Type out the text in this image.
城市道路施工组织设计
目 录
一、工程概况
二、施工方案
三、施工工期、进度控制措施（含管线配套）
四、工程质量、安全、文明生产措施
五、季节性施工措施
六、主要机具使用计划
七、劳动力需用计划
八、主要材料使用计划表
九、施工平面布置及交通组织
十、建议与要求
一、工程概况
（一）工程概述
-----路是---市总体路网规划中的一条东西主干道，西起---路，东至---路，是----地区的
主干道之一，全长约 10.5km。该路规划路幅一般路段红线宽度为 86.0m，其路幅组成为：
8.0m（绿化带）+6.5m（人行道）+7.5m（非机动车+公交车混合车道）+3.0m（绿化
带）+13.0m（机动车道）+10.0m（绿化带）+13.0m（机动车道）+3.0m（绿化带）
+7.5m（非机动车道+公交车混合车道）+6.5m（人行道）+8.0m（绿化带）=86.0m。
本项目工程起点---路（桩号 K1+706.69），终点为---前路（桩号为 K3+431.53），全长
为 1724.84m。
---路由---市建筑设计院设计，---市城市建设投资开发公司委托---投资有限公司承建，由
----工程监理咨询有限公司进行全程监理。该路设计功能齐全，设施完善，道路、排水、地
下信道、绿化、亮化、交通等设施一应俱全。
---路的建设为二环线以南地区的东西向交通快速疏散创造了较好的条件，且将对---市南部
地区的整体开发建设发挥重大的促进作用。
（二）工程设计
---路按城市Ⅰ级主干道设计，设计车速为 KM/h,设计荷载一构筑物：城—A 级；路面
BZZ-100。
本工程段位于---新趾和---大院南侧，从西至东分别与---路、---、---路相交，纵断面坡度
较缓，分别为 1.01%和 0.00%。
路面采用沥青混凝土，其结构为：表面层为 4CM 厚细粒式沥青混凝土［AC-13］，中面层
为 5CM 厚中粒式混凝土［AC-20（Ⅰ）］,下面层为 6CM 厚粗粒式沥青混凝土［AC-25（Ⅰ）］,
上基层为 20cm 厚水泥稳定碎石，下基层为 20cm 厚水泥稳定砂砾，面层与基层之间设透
####
Restate every entry word for word.

Type out the text in this image.
城市道路施工组织设计
目 录
一、工程概况
二、施工方案
三、施工工期、进度控制措施（含管线配套）
四、工程质量、安全、文明生产措施
五、季节性施工措施
六、主要机具使用计划
七、劳动力需用计划
八、主要材料使用计划表
九、施工平面布置及交通组织
十、建议与要求
一、工程概况
（一）工程概述
-----路是---市总体路网规划中的一条东西主干道，西起---路，东至---路，是----地区的
主干道之一，全长约 10.5km。该路规划路幅一般路段红线宽度为 86.0m，其路幅组成为：
8.0m（绿化带）+6.5m（人行道）+7.5m（非机动车+公交车混合车道）+3.0m（绿化
带）+13.0m（机动车道）+10.0m（绿化带）+13.0m（机动车道）+3.0m（绿化带）
+7.5m（非机动车道+公交车混合车道）+6.5m（人行道）+8.0m（绿化带）=86.0m。
本项目工程起点---路（桩号 K1+706.69），终点为---前路（桩号为 K3+431.53），全长
为 1724.84m。
---路由---市建筑设计院设计，---市城市建设投资开发公司委托---投资有限公司承建，由
----工程监理咨询有限公司进行全程监理。该路设计功能齐全，设施完善，道路、排水、地
下信道、绿化、亮化、交通等设施一应俱全。
---路的建设为二环线以南地区的东西向交通快速疏散创造了较好的条件，且将对---市南部
地区的整体开发建设发挥重大的促进作用。
（二）工程设计
---路按城市Ⅰ级主干道设计，设计车速为 KM/h,设计荷载一构筑物：城—A 级；路面
BZZ-100。
本工程段位于---新趾和---大院南侧，从西至东分别与---路、---、---路相交，纵断面坡度
较缓，分别为 1.01%和 0.00%。
路面采用沥青混凝土，其结构为：表面层为 4CM 厚细粒式沥青混凝土［AC-13］，中面层
为 5CM 厚中粒式混凝土［AC-20（Ⅰ）］,下面层为 6CM 厚粗粒式沥青混凝土［AC-25（Ⅰ）］,
上基层为 20cm 厚水泥稳定碎石，下基层为 20cm 厚水泥稳定砂砾，面层与基层之间设透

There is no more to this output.